## Set exercise 1:
In the records, convert everything from the line that contains "performance-line: 10. 基础护理和专科护理合格率。11." down to the line that contains "performance-label-line: 考核要点 —" into a numbered list, including both of those lines and leaving out any blank lines.

── Article ──

|
Hi PIEBALD,
PIEBALDconsult wrote: Have any of you done this?
no I have not done sieves for a long time. I have done some large prime stuff, where simple sieves are not appropriate.
Wheel sieves become effective only if you use several primes at once, so do not use just 2 and 3 to get 2 spokes out of 6; instead use say 2, 3, 5, 7, 11, 13, 17 and notice you will have a large number of spokes (equal to the product of the primes used, hence more than 1000) of which most don't need to be allocated.
The aim of the wheel stuff is to reduce memory needs, hence extending the possible range for a given
memory footprint; when implemented appropriately, I expect it to be somewhat faster than a regular sieve with the same range, since a number of divisions/remainder operations are avoided, at the expense of some bookkeeping code. Unfortunately the missing spokes correspond mopstly to the most obvious non-primes, those that are recognized easily since they fail one or more of the very early division tests (with low divisors such as 2, 3, 5...) , so it is essentially the cheapest non-primes that get skipped, resulting in a modest cycles gain; the memory gain however is significant.
One optimization aspect is about how to store the spokes; they should aim for a good locality of data
(hence reusing data that is already in cache), while not causing cache trashing, so if each spoke were an array, don't give array dimensions that are powers of 2, but rather go for some strange value (a prime is often a good choice for array sizes) in this respect.

───
── Material to process ──

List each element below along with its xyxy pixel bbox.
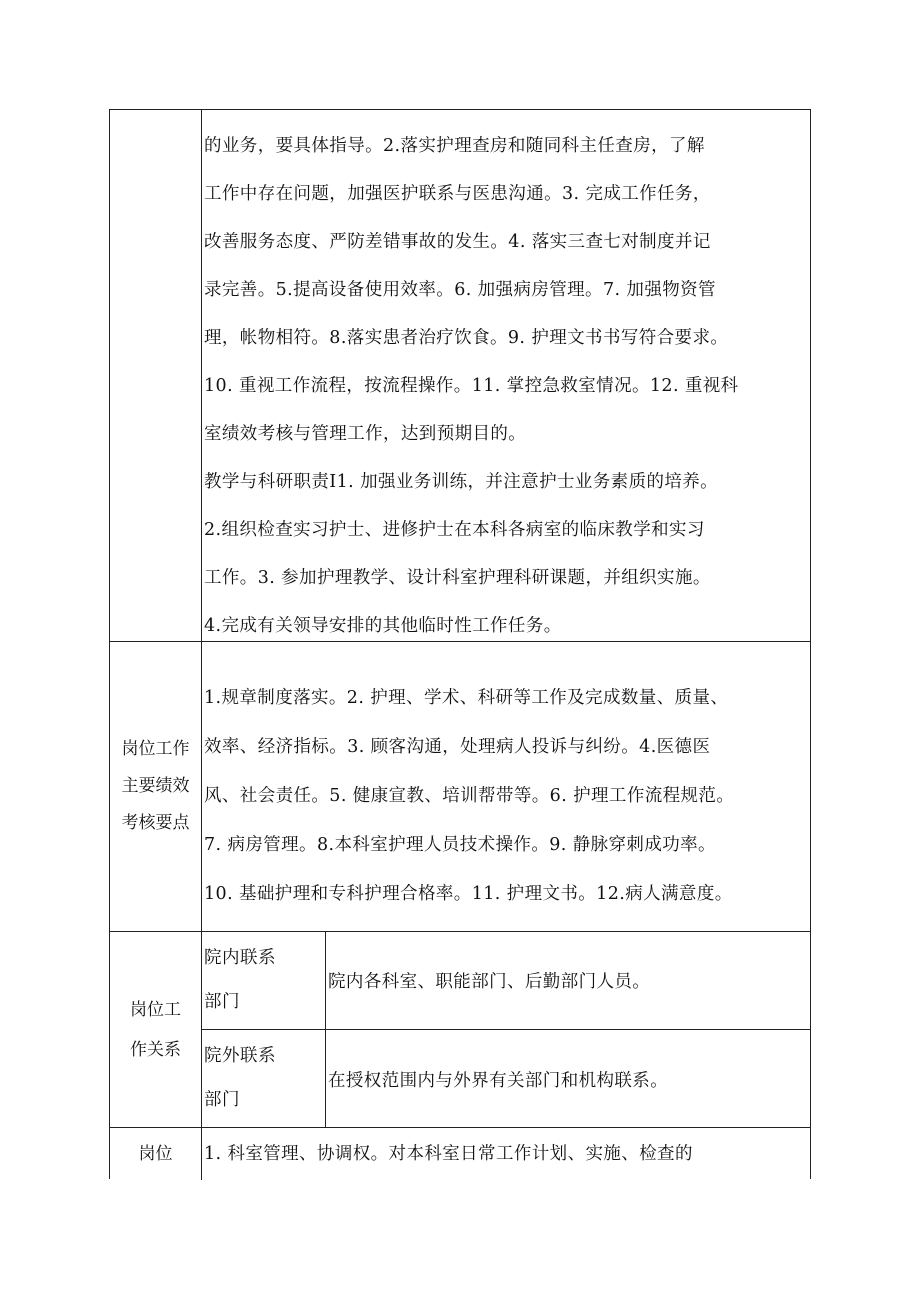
performance-line: 10. 基础护理和专科护理合格率。11. 护理文书。12.病人满意度。 — [204, 884, 733, 904]
duties-line: 改善服务态度、严防差错事故的发生。4. 落实三查七对制度并记 — [204, 232, 711, 252]
authority-row — [110, 1128, 810, 1180]
performance-label-line: 考核要点 — [121, 813, 190, 833]
teaching-duties-line: 2.组织检查实习护士、进修护士在本科各病室的临床教学和实习 — [204, 520, 705, 540]
authority-content — [202, 1128, 810, 1180]
teaching-duties-line: 教学与科研职责I1. 加强业务训练，并注意护士业务素质的培养。 — [204, 472, 719, 492]
duties-line: 的业务，要具体指导。2.落实护理查房和随同科主任查房，了解 — [204, 136, 705, 156]
authority-line: 1. 科室管理、协调权。对本科室日常工作计划、实施、检查的 — [204, 1144, 693, 1164]
performance-content — [202, 642, 810, 931]
duties-line: 理，帐物相符。8.落实患者治疗饮食。9. 护理文书书写符合要求。 — [204, 328, 729, 348]
internal-contacts-label: 院内联系 部门 — [202, 932, 326, 1029]
performance-line: 1.规章制度落实。2. 护理、学术、科研等工作及完成数量、质量、 — [204, 688, 729, 708]
performance-row — [110, 642, 810, 932]
duties-content — [202, 110, 810, 641]
performance-line: 7. 病房管理。8.本科室护理人员技术操作。9. 静脉穿刺成功率。 — [204, 835, 716, 855]
duties-row — [110, 110, 810, 642]
teaching-duties-line: 4.完成有关领导安排的其他临时性工作任务。 — [204, 616, 562, 636]
performance-label-line: 主要绩效 — [121, 776, 190, 796]
authority-label: 岗位 — [110, 1128, 202, 1180]
duties-line: 10. 重视工作流程，按流程操作。11. 掌控急救室情况。12. 重视科 — [204, 376, 739, 396]
performance-label — [110, 642, 202, 931]
internal-contacts-value: 院内各科室、职能部门、后勤部门人员。 — [328, 972, 651, 992]
duties-line: 室绩效考核与管理工作，达到预期目的。 — [204, 424, 527, 444]
internal-contacts-row — [202, 932, 810, 1030]
performance-line: 效率、经济指标。3. 顾客沟通，处理病人投诉与纠纷。4.医德医 — [204, 737, 711, 757]
relationships-label-line: 岗位工 — [130, 999, 181, 1020]
duties-line: 录完善。5.提高设备使用效率。6. 加强病房管理。7. 加强物资管 — [204, 280, 716, 300]
job-description-table — [109, 109, 811, 1179]
external-contacts-value: 在授权范围内与外界有关部门和机构联系。 — [328, 1070, 669, 1091]
duties-line: 工作中存在问题，加强医护联系与医患沟通。3. 完成工作任务， — [204, 184, 711, 204]
relationships-label — [110, 932, 202, 1127]
relationships-label-line: 作关系 — [130, 1039, 181, 1060]
performance-label-line: 岗位工作 — [121, 739, 190, 759]
performance-line: 风、社会责任。5. 健康宣教、培训帮带等。6. 护理工作流程规范。 — [204, 786, 735, 806]
external-contacts-row — [202, 1030, 810, 1128]
external-contacts-label: 院外联系 部门 — [202, 1030, 326, 1128]
teaching-duties-line: 工作。3. 参加护理教学、设计科室护理科研课题，并组织实施。 — [204, 568, 711, 588]
duties-label-cell — [110, 110, 202, 641]
relationships-row — [110, 932, 810, 1128]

───

## Set exercise 2:
Using the forum thread on wheel sieves, state whether each statement agrees with it. Answer yes or no and quote the deciding words. (a) The poster has done sieves recently. (b) Wheel sieves give a significant gain in memory. (c) Spoke arrays should have dimensions that are powers of 2.

## Exercise result 1:
1. performance-line: 10. 基础护理和专科护理合格率。11. 护理文书。12.病人满意度。 — [204, 884, 733, 904]
2. duties-line: 改善服务态度、严防差错事故的发生。4. 落实三查七对制度并记 — [204, 232, 711, 252]
3. authority-row — [110, 1128, 810, 1180]
4. performance-label-line: 考核要点 — [121, 813, 190, 833]

## Exercise result 2:
(a) No: "no I have not done sieves for a long time."
(b) Yes: "the memory gain however is significant."
(c) No: "don't give array dimensions that are powers of 2"